(Records from a collection)
══════════════════════════════
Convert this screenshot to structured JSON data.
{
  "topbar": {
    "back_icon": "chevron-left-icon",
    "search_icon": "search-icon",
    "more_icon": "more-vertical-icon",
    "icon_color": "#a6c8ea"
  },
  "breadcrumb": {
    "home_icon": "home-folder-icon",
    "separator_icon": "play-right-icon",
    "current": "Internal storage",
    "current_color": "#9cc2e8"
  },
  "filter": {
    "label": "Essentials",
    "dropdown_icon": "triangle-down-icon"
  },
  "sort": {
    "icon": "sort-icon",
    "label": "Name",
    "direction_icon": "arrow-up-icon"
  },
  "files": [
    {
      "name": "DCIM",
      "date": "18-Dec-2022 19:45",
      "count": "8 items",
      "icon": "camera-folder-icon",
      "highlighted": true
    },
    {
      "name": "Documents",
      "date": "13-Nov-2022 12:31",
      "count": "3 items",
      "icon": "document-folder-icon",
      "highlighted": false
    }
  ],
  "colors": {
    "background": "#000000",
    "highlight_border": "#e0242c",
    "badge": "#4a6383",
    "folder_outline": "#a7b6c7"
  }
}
══════════════════════════════
## AIM OF THE EXERCISE
Copy down the material exactly as written.

## ANSWER TO THIS PROBLEM
Convert this screenshot to structured JSON data.
{
  "topbar": {
    "back_icon": "chevron-left-icon",
    "search_icon": "search-icon",
    "more_icon": "more-vertical-icon",
    "icon_color": "#a6c8ea"
  },
  "breadcrumb": {
    "home_icon": "home-folder-icon",
    "separator_icon": "play-right-icon",
    "current": "Internal storage",
    "current_color": "#9cc2e8"
  },
  "filter": {
    "label": "Essentials",
    "dropdown_icon": "triangle-down-icon"
  },
  "sort": {
    "icon": "sort-icon",
    "label": "Name",
    "direction_icon": "arrow-up-icon"
  },
  "files": [
    {
      "name": "DCIM",
      "date": "18-Dec-2022 19:45",
      "count": "8 items",
      "icon": "camera-folder-icon",
      "highlighted": true
    },
    {
      "name": "Documents",
      "date": "13-Nov-2022 12:31",
      "count": "3 items",
      "icon": "document-folder-icon",
      "highlighted": false
    }
  ],
  "colors": {
    "background": "#000000",
    "highlight_border": "#e0242c",
    "badge": "#4a6383",
    "folder_outline": "#a7b6c7"
  }
}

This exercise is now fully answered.